#### TO DO:
Report every line of the material that contains the string "text".

#### RECORDS FOR THE EXERCISE:
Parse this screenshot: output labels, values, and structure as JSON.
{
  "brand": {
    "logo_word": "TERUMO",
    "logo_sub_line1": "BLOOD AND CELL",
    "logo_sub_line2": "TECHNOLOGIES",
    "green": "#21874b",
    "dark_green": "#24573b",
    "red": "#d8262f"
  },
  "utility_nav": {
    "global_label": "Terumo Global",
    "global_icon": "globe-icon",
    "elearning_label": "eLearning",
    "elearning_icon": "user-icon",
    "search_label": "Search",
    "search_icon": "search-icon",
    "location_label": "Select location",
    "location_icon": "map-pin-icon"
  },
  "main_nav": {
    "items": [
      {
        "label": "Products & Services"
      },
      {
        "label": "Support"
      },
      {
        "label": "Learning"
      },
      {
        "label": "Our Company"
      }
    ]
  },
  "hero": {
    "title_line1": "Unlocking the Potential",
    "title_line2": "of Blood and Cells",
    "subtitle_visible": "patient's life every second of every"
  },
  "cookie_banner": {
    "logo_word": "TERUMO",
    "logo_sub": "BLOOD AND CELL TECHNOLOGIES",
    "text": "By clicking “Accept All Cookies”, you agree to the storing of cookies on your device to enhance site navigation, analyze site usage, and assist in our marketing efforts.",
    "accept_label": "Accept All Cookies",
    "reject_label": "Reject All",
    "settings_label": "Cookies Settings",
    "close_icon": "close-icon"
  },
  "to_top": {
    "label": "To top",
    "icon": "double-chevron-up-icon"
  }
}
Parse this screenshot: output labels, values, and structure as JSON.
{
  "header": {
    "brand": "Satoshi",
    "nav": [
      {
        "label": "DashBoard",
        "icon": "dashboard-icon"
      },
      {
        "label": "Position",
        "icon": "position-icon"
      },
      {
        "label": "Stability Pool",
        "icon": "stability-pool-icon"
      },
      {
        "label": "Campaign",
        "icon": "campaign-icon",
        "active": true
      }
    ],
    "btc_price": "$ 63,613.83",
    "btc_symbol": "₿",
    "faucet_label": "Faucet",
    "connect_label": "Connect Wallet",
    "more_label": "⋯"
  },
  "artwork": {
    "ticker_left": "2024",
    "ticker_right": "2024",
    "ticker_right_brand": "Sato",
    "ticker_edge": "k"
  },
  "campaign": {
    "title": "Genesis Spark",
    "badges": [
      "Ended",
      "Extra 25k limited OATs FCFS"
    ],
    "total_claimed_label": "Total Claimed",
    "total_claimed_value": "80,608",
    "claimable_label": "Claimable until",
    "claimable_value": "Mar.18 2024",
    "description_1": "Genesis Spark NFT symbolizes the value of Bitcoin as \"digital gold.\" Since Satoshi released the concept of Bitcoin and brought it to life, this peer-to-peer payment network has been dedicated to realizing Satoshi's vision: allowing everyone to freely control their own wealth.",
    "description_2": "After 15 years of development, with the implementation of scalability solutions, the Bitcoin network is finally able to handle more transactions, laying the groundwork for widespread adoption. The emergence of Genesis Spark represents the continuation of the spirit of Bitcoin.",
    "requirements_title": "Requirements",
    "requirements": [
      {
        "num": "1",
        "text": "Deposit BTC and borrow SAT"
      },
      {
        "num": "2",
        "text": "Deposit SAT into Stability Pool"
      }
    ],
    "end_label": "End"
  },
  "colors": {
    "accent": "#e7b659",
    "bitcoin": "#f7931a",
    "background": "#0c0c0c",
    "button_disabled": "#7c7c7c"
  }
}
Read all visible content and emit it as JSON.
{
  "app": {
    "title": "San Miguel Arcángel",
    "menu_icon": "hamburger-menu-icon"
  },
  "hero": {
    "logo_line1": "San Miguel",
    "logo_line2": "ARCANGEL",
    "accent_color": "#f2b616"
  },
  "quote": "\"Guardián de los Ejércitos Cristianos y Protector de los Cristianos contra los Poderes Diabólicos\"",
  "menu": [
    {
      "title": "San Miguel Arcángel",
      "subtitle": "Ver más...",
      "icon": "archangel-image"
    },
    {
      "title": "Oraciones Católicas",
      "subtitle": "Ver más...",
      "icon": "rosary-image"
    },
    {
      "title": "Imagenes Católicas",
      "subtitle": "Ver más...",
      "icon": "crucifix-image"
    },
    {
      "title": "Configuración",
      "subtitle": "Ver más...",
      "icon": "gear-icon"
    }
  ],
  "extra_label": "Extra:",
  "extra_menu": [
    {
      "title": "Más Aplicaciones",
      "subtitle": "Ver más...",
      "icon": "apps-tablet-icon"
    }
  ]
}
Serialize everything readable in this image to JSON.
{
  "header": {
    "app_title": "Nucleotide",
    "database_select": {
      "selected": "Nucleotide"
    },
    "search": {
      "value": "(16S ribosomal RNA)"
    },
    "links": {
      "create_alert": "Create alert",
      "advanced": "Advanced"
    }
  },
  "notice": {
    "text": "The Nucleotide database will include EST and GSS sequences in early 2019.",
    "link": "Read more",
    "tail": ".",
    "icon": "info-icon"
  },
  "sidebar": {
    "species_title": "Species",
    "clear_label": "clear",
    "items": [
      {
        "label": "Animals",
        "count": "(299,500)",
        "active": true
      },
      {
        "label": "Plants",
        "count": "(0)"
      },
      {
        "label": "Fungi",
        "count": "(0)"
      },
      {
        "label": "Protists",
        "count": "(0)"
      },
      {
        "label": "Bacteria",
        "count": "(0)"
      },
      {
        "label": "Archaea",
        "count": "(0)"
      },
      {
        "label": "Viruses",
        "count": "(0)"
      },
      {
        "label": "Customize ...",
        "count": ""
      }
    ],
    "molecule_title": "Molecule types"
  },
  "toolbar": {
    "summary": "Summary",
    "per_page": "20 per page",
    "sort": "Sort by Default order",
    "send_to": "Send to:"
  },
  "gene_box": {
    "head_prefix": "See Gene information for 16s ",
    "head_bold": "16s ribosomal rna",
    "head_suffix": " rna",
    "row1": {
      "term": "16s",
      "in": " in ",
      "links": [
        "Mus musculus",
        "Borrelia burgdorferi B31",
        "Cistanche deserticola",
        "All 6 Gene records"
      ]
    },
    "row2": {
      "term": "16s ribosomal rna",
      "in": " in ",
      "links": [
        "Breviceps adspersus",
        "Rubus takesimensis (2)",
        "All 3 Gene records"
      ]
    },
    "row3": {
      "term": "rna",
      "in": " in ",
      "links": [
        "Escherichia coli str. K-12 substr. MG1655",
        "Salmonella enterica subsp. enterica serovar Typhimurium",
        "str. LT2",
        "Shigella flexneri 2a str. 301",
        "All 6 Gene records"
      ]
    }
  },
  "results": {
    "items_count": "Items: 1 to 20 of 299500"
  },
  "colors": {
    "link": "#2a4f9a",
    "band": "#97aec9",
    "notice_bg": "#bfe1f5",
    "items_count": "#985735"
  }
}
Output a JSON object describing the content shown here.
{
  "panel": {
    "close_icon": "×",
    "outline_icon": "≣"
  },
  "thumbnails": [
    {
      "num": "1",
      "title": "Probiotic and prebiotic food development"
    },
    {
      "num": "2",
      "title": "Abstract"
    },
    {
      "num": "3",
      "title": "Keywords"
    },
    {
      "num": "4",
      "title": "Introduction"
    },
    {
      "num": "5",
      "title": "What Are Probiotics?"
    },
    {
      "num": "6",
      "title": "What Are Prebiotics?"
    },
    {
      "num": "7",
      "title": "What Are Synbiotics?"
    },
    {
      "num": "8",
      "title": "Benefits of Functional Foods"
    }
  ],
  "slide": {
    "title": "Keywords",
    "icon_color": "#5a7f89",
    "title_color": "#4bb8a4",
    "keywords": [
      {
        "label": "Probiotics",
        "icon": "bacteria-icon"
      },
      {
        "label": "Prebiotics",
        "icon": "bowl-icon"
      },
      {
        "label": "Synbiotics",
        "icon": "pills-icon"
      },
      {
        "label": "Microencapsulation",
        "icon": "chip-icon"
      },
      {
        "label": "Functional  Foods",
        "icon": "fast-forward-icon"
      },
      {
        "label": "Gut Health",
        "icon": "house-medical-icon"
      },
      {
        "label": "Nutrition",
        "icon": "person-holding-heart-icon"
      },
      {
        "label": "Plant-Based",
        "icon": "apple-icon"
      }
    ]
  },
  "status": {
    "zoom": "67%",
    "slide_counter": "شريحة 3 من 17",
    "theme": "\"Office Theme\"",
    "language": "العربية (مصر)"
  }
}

#### FINISHED EXERCISE:
    "text": "By clicking “Accept All Cookies”, you agree to the storing of cookies on your device to enhance site navigation, analyze site usage, and assist in our marketing efforts.",
        "text": "Deposit BTC and borrow SAT"
        "text": "Deposit SAT into Stability Pool"
    "text": "The Nucleotide database will include EST and GSS sequences in early 2019.",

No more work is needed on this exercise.